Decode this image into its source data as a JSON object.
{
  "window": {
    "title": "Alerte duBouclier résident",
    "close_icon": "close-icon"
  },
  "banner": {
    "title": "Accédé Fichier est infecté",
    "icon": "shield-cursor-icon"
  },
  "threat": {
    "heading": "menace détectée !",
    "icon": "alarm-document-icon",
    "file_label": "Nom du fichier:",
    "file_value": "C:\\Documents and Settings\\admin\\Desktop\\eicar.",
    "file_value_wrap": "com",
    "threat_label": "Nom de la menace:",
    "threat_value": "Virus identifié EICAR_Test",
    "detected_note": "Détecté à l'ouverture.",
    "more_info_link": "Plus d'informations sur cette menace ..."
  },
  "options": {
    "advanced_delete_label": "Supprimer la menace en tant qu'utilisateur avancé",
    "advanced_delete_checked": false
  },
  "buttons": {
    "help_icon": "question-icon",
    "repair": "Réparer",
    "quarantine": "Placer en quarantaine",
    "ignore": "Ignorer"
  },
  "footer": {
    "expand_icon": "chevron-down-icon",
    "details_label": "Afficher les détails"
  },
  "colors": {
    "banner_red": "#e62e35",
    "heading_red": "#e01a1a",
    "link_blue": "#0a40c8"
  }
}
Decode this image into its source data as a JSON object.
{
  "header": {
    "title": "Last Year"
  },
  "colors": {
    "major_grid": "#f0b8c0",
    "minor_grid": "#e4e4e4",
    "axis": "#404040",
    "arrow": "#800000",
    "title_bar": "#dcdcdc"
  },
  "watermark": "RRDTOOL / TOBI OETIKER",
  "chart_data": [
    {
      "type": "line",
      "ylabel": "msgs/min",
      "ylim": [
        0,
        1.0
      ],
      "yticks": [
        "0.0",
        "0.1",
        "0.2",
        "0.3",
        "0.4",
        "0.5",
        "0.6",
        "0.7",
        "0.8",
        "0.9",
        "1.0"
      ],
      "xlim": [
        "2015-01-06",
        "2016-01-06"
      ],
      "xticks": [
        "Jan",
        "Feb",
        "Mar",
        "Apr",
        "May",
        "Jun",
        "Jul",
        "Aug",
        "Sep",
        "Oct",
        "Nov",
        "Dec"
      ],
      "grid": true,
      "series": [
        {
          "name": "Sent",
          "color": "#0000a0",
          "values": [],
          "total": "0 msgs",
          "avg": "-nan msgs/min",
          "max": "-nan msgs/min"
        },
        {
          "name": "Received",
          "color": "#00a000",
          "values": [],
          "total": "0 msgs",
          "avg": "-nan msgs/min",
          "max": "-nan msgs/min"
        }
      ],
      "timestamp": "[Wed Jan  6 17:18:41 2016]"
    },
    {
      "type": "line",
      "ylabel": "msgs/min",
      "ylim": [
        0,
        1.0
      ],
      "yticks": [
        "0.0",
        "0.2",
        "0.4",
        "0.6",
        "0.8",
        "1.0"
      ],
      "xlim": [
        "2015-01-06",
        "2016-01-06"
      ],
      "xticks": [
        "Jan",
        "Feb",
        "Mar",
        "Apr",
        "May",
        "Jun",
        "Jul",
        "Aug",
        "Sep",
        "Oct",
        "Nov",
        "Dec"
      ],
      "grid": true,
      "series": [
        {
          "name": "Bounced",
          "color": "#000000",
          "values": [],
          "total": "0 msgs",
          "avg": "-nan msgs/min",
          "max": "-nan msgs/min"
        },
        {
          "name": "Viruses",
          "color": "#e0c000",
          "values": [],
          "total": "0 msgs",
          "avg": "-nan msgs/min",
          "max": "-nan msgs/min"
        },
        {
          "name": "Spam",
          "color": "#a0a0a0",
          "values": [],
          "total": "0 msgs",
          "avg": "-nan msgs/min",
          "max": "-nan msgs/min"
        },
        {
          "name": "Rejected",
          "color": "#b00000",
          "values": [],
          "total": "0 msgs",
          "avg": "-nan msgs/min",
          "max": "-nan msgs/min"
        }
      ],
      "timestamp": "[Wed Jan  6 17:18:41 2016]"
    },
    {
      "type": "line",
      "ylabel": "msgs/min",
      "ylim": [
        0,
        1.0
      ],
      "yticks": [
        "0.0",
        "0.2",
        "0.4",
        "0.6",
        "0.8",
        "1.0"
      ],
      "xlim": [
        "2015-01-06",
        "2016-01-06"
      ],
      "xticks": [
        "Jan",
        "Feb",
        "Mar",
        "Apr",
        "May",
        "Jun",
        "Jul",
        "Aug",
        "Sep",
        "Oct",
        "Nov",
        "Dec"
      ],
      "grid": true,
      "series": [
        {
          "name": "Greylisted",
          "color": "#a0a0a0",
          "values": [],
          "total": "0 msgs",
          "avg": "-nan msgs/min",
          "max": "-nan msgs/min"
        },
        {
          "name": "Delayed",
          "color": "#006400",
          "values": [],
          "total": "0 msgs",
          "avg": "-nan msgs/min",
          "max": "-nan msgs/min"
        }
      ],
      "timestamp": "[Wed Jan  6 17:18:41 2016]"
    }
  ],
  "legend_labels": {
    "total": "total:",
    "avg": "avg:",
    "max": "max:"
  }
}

## Problem description
Once the listing above has been read, restate it exactly.

## Worked solution
Decode this image into its source data as a JSON object.
{
  "window": {
    "title": "Alerte duBouclier résident",
    "close_icon": "close-icon"
  },
  "banner": {
    "title": "Accédé Fichier est infecté",
    "icon": "shield-cursor-icon"
  },
  "threat": {
    "heading": "menace détectée !",
    "icon": "alarm-document-icon",
    "file_label": "Nom du fichier:",
    "file_value": "C:\\Documents and Settings\\admin\\Desktop\\eicar.",
    "file_value_wrap": "com",
    "threat_label": "Nom de la menace:",
    "threat_value": "Virus identifié EICAR_Test",
    "detected_note": "Détecté à l'ouverture.",
    "more_info_link": "Plus d'informations sur cette menace ..."
  },
  "options": {
    "advanced_delete_label": "Supprimer la menace en tant qu'utilisateur avancé",
    "advanced_delete_checked": false
  },
  "buttons": {
    "help_icon": "question-icon",
    "repair": "Réparer",
    "quarantine": "Placer en quarantaine",
    "ignore": "Ignorer"
  },
  "footer": {
    "expand_icon": "chevron-down-icon",
    "details_label": "Afficher les détails"
  },
  "colors": {
    "banner_red": "#e62e35",
    "heading_red": "#e01a1a",
    "link_blue": "#0a40c8"
  }
}
Decode this image into its source data as a JSON object.
{
  "header": {
    "title": "Last Year"
  },
  "colors": {
    "major_grid": "#f0b8c0",
    "minor_grid": "#e4e4e4",
    "axis": "#404040",
    "arrow": "#800000",
    "title_bar": "#dcdcdc"
  },
  "watermark": "RRDTOOL / TOBI OETIKER",
  "chart_data": [
    {
      "type": "line",
      "ylabel": "msgs/min",
      "ylim": [
        0,
        1.0
      ],
      "yticks": [
        "0.0",
        "0.1",
        "0.2",
        "0.3",
        "0.4",
        "0.5",
        "0.6",
        "0.7",
        "0.8",
        "0.9",
        "1.0"
      ],
      "xlim": [
        "2015-01-06",
        "2016-01-06"
      ],
      "xticks": [
        "Jan",
        "Feb",
        "Mar",
        "Apr",
        "May",
        "Jun",
        "Jul",
        "Aug",
        "Sep",
        "Oct",
        "Nov",
        "Dec"
      ],
      "grid": true,
      "series": [
        {
          "name": "Sent",
          "color": "#0000a0",
          "values": [],
          "total": "0 msgs",
          "avg": "-nan msgs/min",
          "max": "-nan msgs/min"
        },
        {
          "name": "Received",
          "color": "#00a000",
          "values": [],
          "total": "0 msgs",
          "avg": "-nan msgs/min",
          "max": "-nan msgs/min"
        }
      ],
      "timestamp": "[Wed Jan  6 17:18:41 2016]"
    },
    {
      "type": "line",
      "ylabel": "msgs/min",
      "ylim": [
        0,
        1.0
      ],
      "yticks": [
        "0.0",
        "0.2",
        "0.4",
        "0.6",
        "0.8",
        "1.0"
      ],
      "xlim": [
        "2015-01-06",
        "2016-01-06"
      ],
      "xticks": [
        "Jan",
        "Feb",
        "Mar",
        "Apr",
        "May",
        "Jun",
        "Jul",
        "Aug",
        "Sep",
        "Oct",
        "Nov",
        "Dec"
      ],
      "grid": true,
      "series": [
        {
          "name": "Bounced",
          "color": "#000000",
          "values": [],
          "total": "0 msgs",
          "avg": "-nan msgs/min",
          "max": "-nan msgs/min"
        },
        {
          "name": "Viruses",
          "color": "#e0c000",
          "values": [],
          "total": "0 msgs",
          "avg": "-nan msgs/min",
          "max": "-nan msgs/min"
        },
        {
          "name": "Spam",
          "color": "#a0a0a0",
          "values": [],
          "total": "0 msgs",
          "avg": "-nan msgs/min",
          "max": "-nan msgs/min"
        },
        {
          "name": "Rejected",
          "color": "#b00000",
          "values": [],
          "total": "0 msgs",
          "avg": "-nan msgs/min",
          "max": "-nan msgs/min"
        }
      ],
      "timestamp": "[Wed Jan  6 17:18:41 2016]"
    },
    {
      "type": "line",
      "ylabel": "msgs/min",
      "ylim": [
        0,
        1.0
      ],
      "yticks": [
        "0.0",
        "0.2",
        "0.4",
        "0.6",
        "0.8",
        "1.0"
      ],
      "xlim": [
        "2015-01-06",
        "2016-01-06"
      ],
      "xticks": [
        "Jan",
        "Feb",
        "Mar",
        "Apr",
        "May",
        "Jun",
        "Jul",
        "Aug",
        "Sep",
        "Oct",
        "Nov",
        "Dec"
      ],
      "grid": true,
      "series": [
        {
          "name": "Greylisted",
          "color": "#a0a0a0",
          "values": [],
          "total": "0 msgs",
          "avg": "-nan msgs/min",
          "max": "-nan msgs/min"
        },
        {
          "name": "Delayed",
          "color": "#006400",
          "values": [],
          "total": "0 msgs",
          "avg": "-nan msgs/min",
          "max": "-nan msgs/min"
        }
      ],
      "timestamp": "[Wed Jan  6 17:18:41 2016]"
    }
  ],
  "legend_labels": {
    "total": "total:",
    "avg": "avg:",
    "max": "max:"
  }
}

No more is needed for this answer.